WHAT IS NEEDED
Tally the lines holding the string "Hard" and reply with that number alone.

LISTING
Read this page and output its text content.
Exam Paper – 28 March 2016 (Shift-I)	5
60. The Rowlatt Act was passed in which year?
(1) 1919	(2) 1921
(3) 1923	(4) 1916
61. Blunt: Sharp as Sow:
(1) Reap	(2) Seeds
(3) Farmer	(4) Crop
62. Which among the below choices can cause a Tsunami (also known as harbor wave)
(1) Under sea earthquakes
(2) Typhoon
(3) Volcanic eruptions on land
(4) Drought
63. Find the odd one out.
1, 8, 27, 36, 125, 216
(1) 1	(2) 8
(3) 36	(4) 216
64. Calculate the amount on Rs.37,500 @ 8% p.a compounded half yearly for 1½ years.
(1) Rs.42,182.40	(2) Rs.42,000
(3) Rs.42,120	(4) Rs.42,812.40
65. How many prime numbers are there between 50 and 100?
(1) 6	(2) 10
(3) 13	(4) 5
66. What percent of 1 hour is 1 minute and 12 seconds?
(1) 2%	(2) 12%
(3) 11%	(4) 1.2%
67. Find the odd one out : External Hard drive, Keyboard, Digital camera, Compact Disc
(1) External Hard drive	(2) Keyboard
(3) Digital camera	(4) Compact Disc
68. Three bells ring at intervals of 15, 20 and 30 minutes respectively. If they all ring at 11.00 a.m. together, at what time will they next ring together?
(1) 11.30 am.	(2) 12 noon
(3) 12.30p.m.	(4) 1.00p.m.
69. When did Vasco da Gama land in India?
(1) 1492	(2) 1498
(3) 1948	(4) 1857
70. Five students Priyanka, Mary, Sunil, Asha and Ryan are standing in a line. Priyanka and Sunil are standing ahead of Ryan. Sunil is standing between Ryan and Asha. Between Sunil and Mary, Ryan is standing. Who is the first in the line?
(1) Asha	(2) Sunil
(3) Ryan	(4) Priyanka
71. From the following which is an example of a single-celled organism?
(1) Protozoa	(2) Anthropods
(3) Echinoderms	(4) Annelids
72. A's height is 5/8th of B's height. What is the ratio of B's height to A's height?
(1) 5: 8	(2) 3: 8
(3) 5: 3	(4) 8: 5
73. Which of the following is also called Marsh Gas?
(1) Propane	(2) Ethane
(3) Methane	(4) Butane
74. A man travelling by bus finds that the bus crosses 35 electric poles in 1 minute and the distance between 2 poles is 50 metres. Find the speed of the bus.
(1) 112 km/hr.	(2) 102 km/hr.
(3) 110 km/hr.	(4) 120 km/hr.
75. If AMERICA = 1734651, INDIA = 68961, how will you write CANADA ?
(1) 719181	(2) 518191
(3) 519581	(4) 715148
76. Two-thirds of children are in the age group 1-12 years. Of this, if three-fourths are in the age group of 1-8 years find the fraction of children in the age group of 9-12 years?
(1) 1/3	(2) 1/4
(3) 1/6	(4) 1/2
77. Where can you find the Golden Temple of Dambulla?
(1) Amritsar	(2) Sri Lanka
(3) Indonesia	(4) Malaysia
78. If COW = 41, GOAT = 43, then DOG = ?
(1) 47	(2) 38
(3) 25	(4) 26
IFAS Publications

TASK SOLUTION
2